• GOAL
Go through the material and pull out every line with the string "mensagem" in it.

=== TASK MATERIAL ===

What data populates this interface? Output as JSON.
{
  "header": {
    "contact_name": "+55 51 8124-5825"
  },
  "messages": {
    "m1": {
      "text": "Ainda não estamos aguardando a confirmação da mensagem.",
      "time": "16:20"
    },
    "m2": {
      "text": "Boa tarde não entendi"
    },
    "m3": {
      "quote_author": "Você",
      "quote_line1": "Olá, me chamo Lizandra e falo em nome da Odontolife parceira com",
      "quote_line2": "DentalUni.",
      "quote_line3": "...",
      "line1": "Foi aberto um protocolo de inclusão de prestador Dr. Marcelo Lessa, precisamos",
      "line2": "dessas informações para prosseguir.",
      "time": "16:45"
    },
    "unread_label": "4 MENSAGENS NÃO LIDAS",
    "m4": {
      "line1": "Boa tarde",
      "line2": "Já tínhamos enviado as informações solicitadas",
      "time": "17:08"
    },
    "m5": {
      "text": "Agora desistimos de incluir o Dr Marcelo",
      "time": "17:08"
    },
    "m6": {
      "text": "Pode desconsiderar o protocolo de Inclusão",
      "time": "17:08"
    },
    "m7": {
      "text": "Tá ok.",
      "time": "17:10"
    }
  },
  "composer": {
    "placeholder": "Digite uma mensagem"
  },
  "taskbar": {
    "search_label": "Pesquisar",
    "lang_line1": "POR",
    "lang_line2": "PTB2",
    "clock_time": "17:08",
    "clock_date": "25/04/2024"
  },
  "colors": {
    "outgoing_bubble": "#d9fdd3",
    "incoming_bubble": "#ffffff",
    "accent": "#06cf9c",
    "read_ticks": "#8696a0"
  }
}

===

• FINAL RESULT
      "text": "Ainda não estamos aguardando a confirmação da mensagem.",
    "placeholder": "Digite uma mensagem"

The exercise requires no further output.